* Exercise instructions
Write out every line of the material exactly as it appears.

A block of data
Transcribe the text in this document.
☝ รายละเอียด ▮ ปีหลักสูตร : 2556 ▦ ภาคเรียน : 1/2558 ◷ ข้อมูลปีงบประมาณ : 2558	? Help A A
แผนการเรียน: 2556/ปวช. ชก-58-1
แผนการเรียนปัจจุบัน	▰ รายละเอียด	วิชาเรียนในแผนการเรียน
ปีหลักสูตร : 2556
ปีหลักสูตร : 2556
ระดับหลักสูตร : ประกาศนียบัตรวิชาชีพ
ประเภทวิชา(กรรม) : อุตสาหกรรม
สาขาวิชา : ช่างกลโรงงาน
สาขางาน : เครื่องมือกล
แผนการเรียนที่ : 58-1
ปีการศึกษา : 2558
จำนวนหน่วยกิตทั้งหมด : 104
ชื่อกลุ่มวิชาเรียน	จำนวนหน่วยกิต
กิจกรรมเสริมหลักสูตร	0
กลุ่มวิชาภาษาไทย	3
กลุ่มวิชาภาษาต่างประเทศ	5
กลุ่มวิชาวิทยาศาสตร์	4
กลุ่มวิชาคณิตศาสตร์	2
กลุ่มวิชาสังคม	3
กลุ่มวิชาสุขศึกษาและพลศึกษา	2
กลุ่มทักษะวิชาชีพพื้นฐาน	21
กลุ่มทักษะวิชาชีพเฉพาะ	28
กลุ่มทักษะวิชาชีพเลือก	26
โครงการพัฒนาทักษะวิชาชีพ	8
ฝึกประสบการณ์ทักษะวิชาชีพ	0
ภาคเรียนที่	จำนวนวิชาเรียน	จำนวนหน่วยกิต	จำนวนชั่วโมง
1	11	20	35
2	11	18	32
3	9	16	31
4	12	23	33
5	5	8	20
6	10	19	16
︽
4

* Written response
Transcribe the text in this document.
☝ รายละเอียด ▮ ปีหลักสูตร : 2556 ▦ ภาคเรียน : 1/2558 ◷ ข้อมูลปีงบประมาณ : 2558	? Help A A
แผนการเรียน: 2556/ปวช. ชก-58-1
แผนการเรียนปัจจุบัน	▰ รายละเอียด	วิชาเรียนในแผนการเรียน
ปีหลักสูตร : 2556
ปีหลักสูตร : 2556
ระดับหลักสูตร : ประกาศนียบัตรวิชาชีพ
ประเภทวิชา(กรรม) : อุตสาหกรรม
สาขาวิชา : ช่างกลโรงงาน
สาขางาน : เครื่องมือกล
แผนการเรียนที่ : 58-1
ปีการศึกษา : 2558
จำนวนหน่วยกิตทั้งหมด : 104
ชื่อกลุ่มวิชาเรียน	จำนวนหน่วยกิต
กิจกรรมเสริมหลักสูตร	0
กลุ่มวิชาภาษาไทย	3
กลุ่มวิชาภาษาต่างประเทศ	5
กลุ่มวิชาวิทยาศาสตร์	4
กลุ่มวิชาคณิตศาสตร์	2
กลุ่มวิชาสังคม	3
กลุ่มวิชาสุขศึกษาและพลศึกษา	2
กลุ่มทักษะวิชาชีพพื้นฐาน	21
กลุ่มทักษะวิชาชีพเฉพาะ	28
กลุ่มทักษะวิชาชีพเลือก	26
โครงการพัฒนาทักษะวิชาชีพ	8
ฝึกประสบการณ์ทักษะวิชาชีพ	0
ภาคเรียนที่	จำนวนวิชาเรียน	จำนวนหน่วยกิต	จำนวนชั่วโมง
1	11	20	35
2	11	18	32
3	9	16	31
4	12	23	33
5	5	8	20
6	10	19	16
︽
4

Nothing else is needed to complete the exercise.